# [Stored data]
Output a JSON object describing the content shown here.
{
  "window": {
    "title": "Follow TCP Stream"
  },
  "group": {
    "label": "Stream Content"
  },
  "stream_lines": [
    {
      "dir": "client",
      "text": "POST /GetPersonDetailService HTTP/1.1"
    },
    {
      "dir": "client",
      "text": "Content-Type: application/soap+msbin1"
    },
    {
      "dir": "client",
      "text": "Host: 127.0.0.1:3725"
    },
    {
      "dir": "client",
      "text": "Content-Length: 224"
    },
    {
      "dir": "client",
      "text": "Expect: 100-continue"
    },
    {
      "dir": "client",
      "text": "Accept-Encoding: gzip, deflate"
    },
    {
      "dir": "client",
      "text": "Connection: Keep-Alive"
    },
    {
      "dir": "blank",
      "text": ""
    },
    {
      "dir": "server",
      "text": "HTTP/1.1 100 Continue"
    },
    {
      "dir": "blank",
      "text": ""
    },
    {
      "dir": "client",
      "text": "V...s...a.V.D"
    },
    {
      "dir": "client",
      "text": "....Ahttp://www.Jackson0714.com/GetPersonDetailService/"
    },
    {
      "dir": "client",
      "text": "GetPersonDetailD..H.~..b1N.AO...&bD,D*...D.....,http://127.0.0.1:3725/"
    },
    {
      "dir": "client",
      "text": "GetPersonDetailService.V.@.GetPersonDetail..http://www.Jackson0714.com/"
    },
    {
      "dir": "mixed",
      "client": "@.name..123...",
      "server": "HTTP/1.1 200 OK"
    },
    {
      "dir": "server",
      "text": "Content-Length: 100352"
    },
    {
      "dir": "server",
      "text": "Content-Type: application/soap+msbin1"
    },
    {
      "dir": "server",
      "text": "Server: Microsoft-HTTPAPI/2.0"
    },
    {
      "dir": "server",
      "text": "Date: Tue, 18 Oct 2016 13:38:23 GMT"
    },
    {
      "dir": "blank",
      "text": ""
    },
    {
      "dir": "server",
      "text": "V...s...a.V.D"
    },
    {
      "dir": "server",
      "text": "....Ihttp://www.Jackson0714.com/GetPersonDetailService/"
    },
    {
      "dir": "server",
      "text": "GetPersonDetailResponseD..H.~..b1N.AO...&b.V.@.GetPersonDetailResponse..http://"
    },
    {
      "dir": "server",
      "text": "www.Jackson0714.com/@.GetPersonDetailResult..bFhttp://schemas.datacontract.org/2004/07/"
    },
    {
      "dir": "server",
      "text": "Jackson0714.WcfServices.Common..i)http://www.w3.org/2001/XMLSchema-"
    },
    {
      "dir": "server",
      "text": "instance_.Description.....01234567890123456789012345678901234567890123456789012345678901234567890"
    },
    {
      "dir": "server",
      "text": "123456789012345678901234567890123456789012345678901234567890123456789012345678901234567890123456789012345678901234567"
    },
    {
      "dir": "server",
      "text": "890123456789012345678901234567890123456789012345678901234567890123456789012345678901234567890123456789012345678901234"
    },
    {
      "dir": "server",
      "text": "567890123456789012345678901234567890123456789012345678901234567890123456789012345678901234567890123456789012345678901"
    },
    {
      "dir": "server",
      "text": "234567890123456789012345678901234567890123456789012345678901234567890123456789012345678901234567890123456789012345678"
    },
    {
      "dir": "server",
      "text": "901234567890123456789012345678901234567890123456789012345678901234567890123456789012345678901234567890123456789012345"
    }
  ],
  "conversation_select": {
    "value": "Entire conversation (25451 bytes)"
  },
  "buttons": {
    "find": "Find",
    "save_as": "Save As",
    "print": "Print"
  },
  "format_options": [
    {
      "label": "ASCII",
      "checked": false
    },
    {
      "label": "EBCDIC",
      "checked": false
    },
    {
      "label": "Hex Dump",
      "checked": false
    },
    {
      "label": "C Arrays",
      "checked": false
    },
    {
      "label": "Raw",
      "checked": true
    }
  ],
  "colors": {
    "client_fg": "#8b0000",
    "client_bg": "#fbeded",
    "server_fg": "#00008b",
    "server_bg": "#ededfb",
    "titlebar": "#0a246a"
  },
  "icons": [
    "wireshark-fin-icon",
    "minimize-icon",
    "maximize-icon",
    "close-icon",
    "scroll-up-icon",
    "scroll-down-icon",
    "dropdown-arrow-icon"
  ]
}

# [What the exercise asks]
All entries shown above should be printed again exactly.

# [Correct answer]
Output a JSON object describing the content shown here.
{
  "window": {
    "title": "Follow TCP Stream"
  },
  "group": {
    "label": "Stream Content"
  },
  "stream_lines": [
    {
      "dir": "client",
      "text": "POST /GetPersonDetailService HTTP/1.1"
    },
    {
      "dir": "client",
      "text": "Content-Type: application/soap+msbin1"
    },
    {
      "dir": "client",
      "text": "Host: 127.0.0.1:3725"
    },
    {
      "dir": "client",
      "text": "Content-Length: 224"
    },
    {
      "dir": "client",
      "text": "Expect: 100-continue"
    },
    {
      "dir": "client",
      "text": "Accept-Encoding: gzip, deflate"
    },
    {
      "dir": "client",
      "text": "Connection: Keep-Alive"
    },
    {
      "dir": "blank",
      "text": ""
    },
    {
      "dir": "server",
      "text": "HTTP/1.1 100 Continue"
    },
    {
      "dir": "blank",
      "text": ""
    },
    {
      "dir": "client",
      "text": "V...s...a.V.D"
    },
    {
      "dir": "client",
      "text": "....Ahttp://www.Jackson0714.com/GetPersonDetailService/"
    },
    {
      "dir": "client",
      "text": "GetPersonDetailD..H.~..b1N.AO...&bD,D*...D.....,http://127.0.0.1:3725/"
    },
    {
      "dir": "client",
      "text": "GetPersonDetailService.V.@.GetPersonDetail..http://www.Jackson0714.com/"
    },
    {
      "dir": "mixed",
      "client": "@.name..123...",
      "server": "HTTP/1.1 200 OK"
    },
    {
      "dir": "server",
      "text": "Content-Length: 100352"
    },
    {
      "dir": "server",
      "text": "Content-Type: application/soap+msbin1"
    },
    {
      "dir": "server",
      "text": "Server: Microsoft-HTTPAPI/2.0"
    },
    {
      "dir": "server",
      "text": "Date: Tue, 18 Oct 2016 13:38:23 GMT"
    },
    {
      "dir": "blank",
      "text": ""
    },
    {
      "dir": "server",
      "text": "V...s...a.V.D"
    },
    {
      "dir": "server",
      "text": "....Ihttp://www.Jackson0714.com/GetPersonDetailService/"
    },
    {
      "dir": "server",
      "text": "GetPersonDetailResponseD..H.~..b1N.AO...&b.V.@.GetPersonDetailResponse..http://"
    },
    {
      "dir": "server",
      "text": "www.Jackson0714.com/@.GetPersonDetailResult..bFhttp://schemas.datacontract.org/2004/07/"
    },
    {
      "dir": "server",
      "text": "Jackson0714.WcfServices.Common..i)http://www.w3.org/2001/XMLSchema-"
    },
    {
      "dir": "server",
      "text": "instance_.Description.....01234567890123456789012345678901234567890123456789012345678901234567890"
    },
    {
      "dir": "server",
      "text": "123456789012345678901234567890123456789012345678901234567890123456789012345678901234567890123456789012345678901234567"
    },
    {
      "dir": "server",
      "text": "890123456789012345678901234567890123456789012345678901234567890123456789012345678901234567890123456789012345678901234"
    },
    {
      "dir": "server",
      "text": "567890123456789012345678901234567890123456789012345678901234567890123456789012345678901234567890123456789012345678901"
    },
    {
      "dir": "server",
      "text": "234567890123456789012345678901234567890123456789012345678901234567890123456789012345678901234567890123456789012345678"
    },
    {
      "dir": "server",
      "text": "901234567890123456789012345678901234567890123456789012345678901234567890123456789012345678901234567890123456789012345"
    }
  ],
  "conversation_select": {
    "value": "Entire conversation (25451 bytes)"
  },
  "buttons": {
    "find": "Find",
    "save_as": "Save As",
    "print": "Print"
  },
  "format_options": [
    {
      "label": "ASCII",
      "checked": false
    },
    {
      "label": "EBCDIC",
      "checked": false
    },
    {
      "label": "Hex Dump",
      "checked": false
    },
    {
      "label": "C Arrays",
      "checked": false
    },
    {
      "label": "Raw",
      "checked": true
    }
  ],
  "colors": {
    "client_fg": "#8b0000",
    "client_bg": "#fbeded",
    "server_fg": "#00008b",
    "server_bg": "#ededfb",
    "titlebar": "#0a246a"
  },
  "icons": [
    "wireshark-fin-icon",
    "minimize-icon",
    "maximize-icon",
    "close-icon",
    "scroll-up-icon",
    "scroll-down-icon",
    "dropdown-arrow-icon"
  ]
}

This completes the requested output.